--- Raw records ---
▬▬▬▬▬▬
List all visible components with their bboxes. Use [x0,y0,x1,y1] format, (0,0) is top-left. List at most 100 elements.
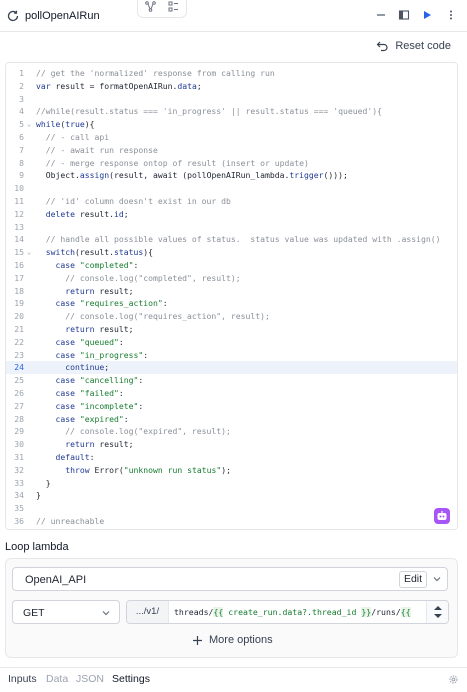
code-line[interactable]: 25 case "cancelling": [6,374,457,387]
minimize-icon[interactable] [375,9,387,21]
code-line[interactable]: 23 case "in_progress": [6,349,457,362]
code-text: } [36,477,51,488]
code-line[interactable]: 13 [6,221,457,234]
code-text: // unreachable [36,516,105,526]
code-line[interactable]: 1 // get the 'normalized' response from c… [6,67,457,80]
query-title[interactable]: pollOpenAIRun [25,10,100,22]
code-line[interactable]: 34} [6,489,457,502]
url-input[interactable]: .../v1/ threads/{{ create_run.data?.thre… [126,600,449,624]
code-text: return result; [65,439,134,450]
resource-name: OpenAI_API [25,574,87,586]
code-line[interactable]: 12 delete result.id; [6,208,457,221]
code-line[interactable]: 4 //while(result.status === 'in_progress'… [6,105,457,118]
code-line[interactable]: 8 // - merge response ontop of result (i… [6,157,457,170]
gear-icon[interactable] [448,674,459,685]
run-icon[interactable] [421,9,433,21]
fold-chevron-icon[interactable]: ⌄ [27,246,31,259]
line-number: 15 [14,247,24,258]
line-number: 24 [14,362,24,373]
code-line[interactable]: 18 return result; [6,285,457,298]
tab-data[interactable]: Data [46,673,68,685]
code-editor[interactable]: 1 // get the 'normalized' response from c… [5,62,458,530]
code-line[interactable]: 15 ⌄ switch(result.status){ [6,246,457,259]
code-line[interactable]: 26 case "failed": [6,387,457,400]
code-line[interactable]: 32 throw Error("unknown run status"); [6,464,457,477]
code-line[interactable]: 35 [6,502,457,515]
code-line[interactable]: 27 case "incomplete": [6,400,457,413]
line-number: 12 [14,208,24,219]
more-options-icon[interactable] [445,9,457,21]
line-number: 6 [19,132,24,142]
line-number: 32 [14,464,24,475]
code-line[interactable]: 9 Object.assign(result, await (pollOpenA… [6,169,457,182]
updown-arrows-icon [434,606,442,618]
reset-code-button[interactable]: Reset code [376,38,451,54]
line-number: 25 [14,375,24,386]
code-line[interactable]: 16 case "completed": [6,259,457,272]
code-text: case "failed": [55,388,124,398]
code-line[interactable]: 14 // handle all possible values of stat… [6,233,457,246]
code-line[interactable]: 10 [6,182,457,195]
code-line[interactable]: 31 default: [6,451,457,464]
tab-inputs[interactable]: Inputs [8,673,37,685]
line-number: 3 [19,93,24,104]
code-text: case "completed": [55,260,139,270]
code-line[interactable]: 6 // - call api [6,131,457,144]
panel-layout-icon[interactable] [398,9,410,21]
line-number: 16 [14,260,24,270]
code-text: // - merge response ontop of result (ins… [36,157,309,168]
url-scroll-control[interactable] [426,601,448,623]
reset-code-label: Reset code [395,40,451,52]
chevron-down-icon [102,611,110,616]
code-line[interactable]: 21 return result; [6,323,457,336]
line-number: 26 [14,388,24,398]
graph-icon[interactable] [145,1,156,12]
edit-resource-button[interactable]: Edit [399,571,427,588]
view-toggle [137,0,187,18]
code-line[interactable]: 11 // 'id' column doesn't exist in our d… [6,195,457,208]
code-text: } [36,490,41,501]
code-line[interactable]: 28 case "expired": [6,413,457,426]
line-number: 30 [14,439,24,450]
line-number: 5 [19,119,24,130]
fold-chevron-icon[interactable]: ⌄ [27,118,31,131]
code-line[interactable]: 33 } [6,477,457,490]
plus-icon [193,635,202,645]
title-bar: pollOpenAIRun [0,0,467,32]
code-line[interactable]: 24 continue; [6,361,457,375]
line-number: 1 [19,68,24,78]
line-number: 2 [19,80,24,91]
code-text: // get the 'normalized' response from ca… [36,68,275,78]
url-path[interactable]: threads/{{ create_run.data?.thread_id }}… [174,601,420,623]
line-number: 8 [19,157,24,168]
code-line[interactable]: 29 // console.log("expired", result); [6,425,457,438]
code-line[interactable]: 20 // console.log("requires_action", res… [6,310,457,323]
line-number: 18 [14,285,24,296]
code-line[interactable]: 19 case "requires_action": [6,297,457,310]
line-number: 34 [14,490,24,501]
ai-assist-button[interactable] [434,508,450,524]
tab-json[interactable]: JSON [76,673,104,685]
line-number: 14 [14,234,24,245]
more-options-button[interactable]: More options [192,634,273,646]
tab-settings[interactable]: Settings [112,673,150,685]
code-line[interactable]: 2 var result = formatOpenAIRun.data; [6,80,457,93]
code-text: //while(result.status === 'in_progress' … [36,106,382,117]
code-text: throw Error("unknown run status"); [65,464,231,475]
code-line[interactable]: 7 // - await run response [6,144,457,157]
line-number: 10 [14,183,24,194]
code-line[interactable]: 5 ⌄ while(true){ [6,118,457,131]
list-icon[interactable] [168,1,179,12]
code-line[interactable]: 17 // console.log("completed", result); [6,272,457,285]
code-text: Object.assign(result, await (pollOpenAIR… [36,170,348,181]
code-text: // console.log("completed", result); [36,272,241,283]
code-line[interactable]: 30 return result; [6,438,457,451]
chevron-down-icon[interactable] [432,574,442,584]
resource-select[interactable]: OpenAI_API Edit [12,567,448,591]
code-line[interactable]: 36 // unreachable [6,515,457,528]
code-line[interactable]: 22 case "queued": [6,336,457,349]
http-method-select[interactable]: GET [12,600,120,624]
line-number: 28 [14,413,24,424]
code-line[interactable]: 3 [6,93,457,106]
line-number: 11 [14,196,24,206]
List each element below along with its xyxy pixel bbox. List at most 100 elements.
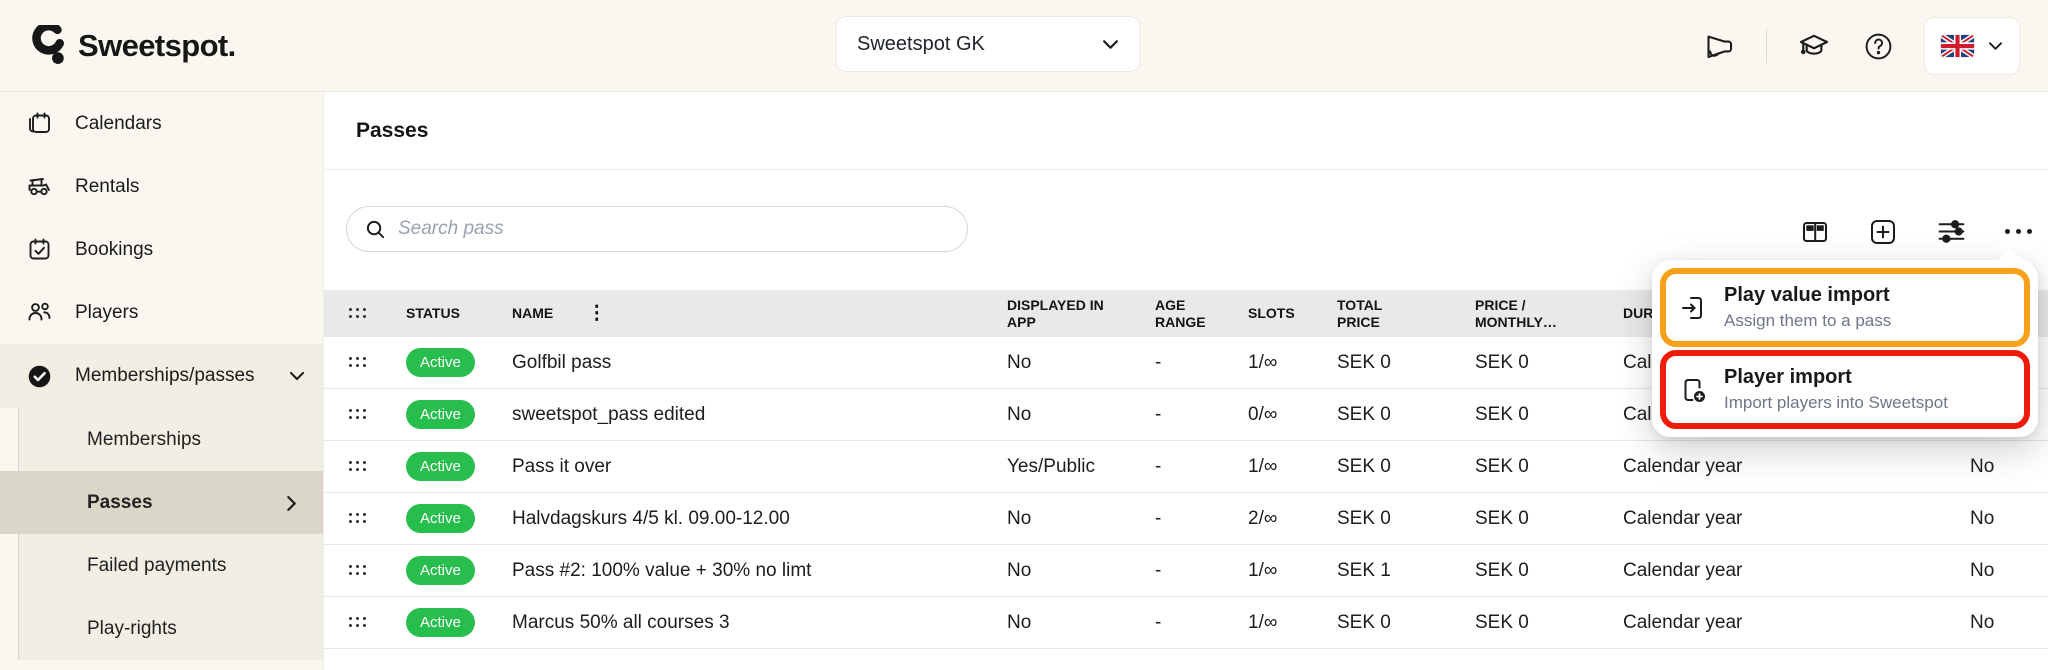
table-row[interactable]: Active Halvdagskurs 4/5 kl. 09.00-12.00 … <box>324 493 2048 545</box>
menu-item-subtitle: Assign them to a pass <box>1724 311 1891 331</box>
table-row[interactable]: Active Pass it over Yes/Public - 1/∞ SEK… <box>324 441 2048 493</box>
filters-button[interactable] <box>1934 214 1969 249</box>
sidebar-subitem-label: Passes <box>87 492 153 514</box>
price-monthly-cell: SEK 0 <box>1475 352 1623 374</box>
columns-button[interactable] <box>1798 215 1832 249</box>
menu-item-player-import[interactable]: Player import Import players into Sweets… <box>1666 356 2024 423</box>
status-badge: Active <box>406 348 475 377</box>
highlight-annotation-orange: Play value import Assign them to a pass <box>1660 268 2030 347</box>
slots-cell: 2/∞ <box>1248 508 1337 530</box>
memberships-group: Memberships/passes Memberships Passes Fa… <box>0 344 323 660</box>
table-toolbar <box>1798 214 2034 249</box>
displayed-cell: No <box>1007 508 1155 530</box>
menu-item-subtitle: Import players into Sweetspot <box>1724 393 1948 413</box>
price-monthly-cell: SEK 0 <box>1475 404 1623 426</box>
sweetspot-logo[interactable]: Sweetspot. <box>30 25 236 67</box>
sidebar-item-calendars[interactable]: Calendars <box>0 92 323 155</box>
language-selector[interactable] <box>1924 17 2020 75</box>
name-cell: Halvdagskurs 4/5 kl. 09.00-12.00 <box>512 508 1007 530</box>
total-price-cell: SEK 0 <box>1337 508 1475 530</box>
duration-cell: Calendar year <box>1623 612 1958 634</box>
trailing-cell: No <box>1958 612 2048 634</box>
sidebar-subitem-label: Memberships <box>87 429 201 451</box>
highlight-annotation-red: Player import Import players into Sweets… <box>1660 350 2030 429</box>
sidebar-item-label: Memberships/passes <box>75 365 255 387</box>
academy-button[interactable] <box>1795 27 1833 65</box>
sidebar-subitem-label: Play-rights <box>87 618 177 640</box>
header-status: STATUS <box>406 305 512 322</box>
duration-cell: Calendar year <box>1623 456 1958 478</box>
displayed-cell: No <box>1007 352 1155 374</box>
row-drag-handle[interactable] <box>324 513 406 524</box>
name-cell: Marcus 50% all courses 3 <box>512 612 1007 634</box>
players-icon <box>26 299 53 326</box>
search-input[interactable] <box>398 218 949 240</box>
sweetspot-logo-icon <box>30 25 66 67</box>
page-title: Passes <box>356 119 428 143</box>
total-price-cell: SEK 0 <box>1337 352 1475 374</box>
sidebar-subitem-passes[interactable]: Passes <box>0 471 323 534</box>
announcements-button[interactable] <box>1701 28 1738 65</box>
age-cell: - <box>1155 456 1248 478</box>
row-drag-handle[interactable] <box>324 409 406 420</box>
status-cell: Active <box>406 556 512 585</box>
club-selector[interactable]: Sweetspot GK <box>836 16 1140 72</box>
menu-item-play-value-import[interactable]: Play value import Assign them to a pass <box>1666 274 2024 341</box>
total-price-cell: SEK 0 <box>1337 456 1475 478</box>
total-price-cell: SEK 1 <box>1337 560 1475 582</box>
file-import-icon <box>1678 293 1708 323</box>
status-cell: Active <box>406 608 512 637</box>
slots-cell: 1/∞ <box>1248 612 1337 634</box>
age-cell: - <box>1155 612 1248 634</box>
add-pass-button[interactable] <box>1866 215 1900 249</box>
row-drag-handle[interactable] <box>324 357 406 368</box>
price-monthly-cell: SEK 0 <box>1475 456 1623 478</box>
header-drag-handle[interactable] <box>324 308 406 319</box>
row-drag-handle[interactable] <box>324 617 406 628</box>
column-menu-icon[interactable]: ⋮ <box>587 304 606 323</box>
price-monthly-cell: SEK 0 <box>1475 508 1623 530</box>
memberships-submenu: Memberships Passes Failed payments Play-… <box>0 408 323 660</box>
chevron-down-icon <box>1102 39 1119 50</box>
chevron-right-icon <box>286 495 297 512</box>
sidebar-item-rentals[interactable]: Rentals <box>0 155 323 218</box>
displayed-cell: No <box>1007 612 1155 634</box>
table-row[interactable]: Active Marcus 50% all courses 3 No - 1/∞… <box>324 597 2048 649</box>
ellipsis-icon <box>2005 229 2032 234</box>
calendars-icon <box>26 110 53 137</box>
sidebar-item-memberships-passes[interactable]: Memberships/passes <box>0 344 323 408</box>
row-drag-handle[interactable] <box>324 565 406 576</box>
megaphone-icon <box>1703 30 1736 63</box>
displayed-cell: No <box>1007 560 1155 582</box>
age-cell: - <box>1155 352 1248 374</box>
status-badge: Active <box>406 504 475 533</box>
sidebar-subitem-play-rights[interactable]: Play-rights <box>0 597 323 660</box>
status-cell: Active <box>406 504 512 533</box>
search-box <box>346 206 968 252</box>
graduation-cap-icon <box>1797 29 1831 63</box>
header-slots: SLOTS <box>1248 305 1337 322</box>
sidebar-item-label: Rentals <box>75 176 139 198</box>
columns-icon <box>1800 217 1830 247</box>
page-header: Passes <box>324 92 2048 170</box>
sidebar-subitem-memberships[interactable]: Memberships <box>0 408 323 471</box>
sidebar-item-bookings[interactable]: Bookings <box>0 218 323 281</box>
trailing-cell: No <box>1958 456 2048 478</box>
sweetspot-app: { "brand": { "logo": "Sweetspot." }, "to… <box>0 0 2048 670</box>
duration-cell: Calendar year <box>1623 508 1958 530</box>
age-cell: - <box>1155 560 1248 582</box>
sidebar-subitem-failed-payments[interactable]: Failed payments <box>0 534 323 597</box>
sidebar-subitem-label: Failed payments <box>87 555 226 577</box>
table-row[interactable]: Active Pass #2: 100% value + 30% no limt… <box>324 545 2048 597</box>
golf-cart-icon <box>26 173 53 200</box>
help-button[interactable] <box>1861 29 1896 64</box>
header-name: NAME ⋮ <box>512 304 1007 323</box>
name-cell: Pass #2: 100% value + 30% no limt <box>512 560 1007 582</box>
more-options-button[interactable] <box>2003 227 2034 236</box>
sidebar-item-players[interactable]: Players <box>0 281 323 344</box>
status-badge: Active <box>406 400 475 429</box>
row-drag-handle[interactable] <box>324 461 406 472</box>
status-cell: Active <box>406 400 512 429</box>
duration-cell: Calendar year <box>1623 560 1958 582</box>
membership-badge-icon <box>26 363 53 390</box>
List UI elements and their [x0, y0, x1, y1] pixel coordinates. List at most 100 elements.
▬▬▬▬▬▬
--- Task brief ---
Update the records from the line containing "table-row[interactable]: Active Halvdagskurs" through the line containing "slots-cell: 2/∞ <box>1248 508 1337 530</box>" by replacing "Assign them to a pass" with "Add them to a pass". Leave everything else in those lines unchanged, and give only those lines.

--- Exercise answer ---
table-row[interactable]: Active Halvdagskurs 4/5 kl. 09.00-12.00 … <box>324 493 2048 545</box>
menu-item-subtitle: Add them to a pass <box>1724 311 1891 331</box>
table-row[interactable]: Active Pass it over Yes/Public - 1/∞ SEK… <box>324 441 2048 493</box>
filters-button[interactable] <box>1934 214 1969 249</box>
sidebar-subitem-label: Passes <box>87 492 153 514</box>
price-monthly-cell: SEK 0 <box>1475 352 1623 374</box>
columns-button[interactable] <box>1798 215 1832 249</box>
menu-item-player-import[interactable]: Player import Import players into Sweets… <box>1666 356 2024 423</box>
status-badge: Active <box>406 348 475 377</box>
highlight-annotation-orange: Play value import Add them to a pass <box>1660 268 2030 347</box>
slots-cell: 2/∞ <box>1248 508 1337 530</box>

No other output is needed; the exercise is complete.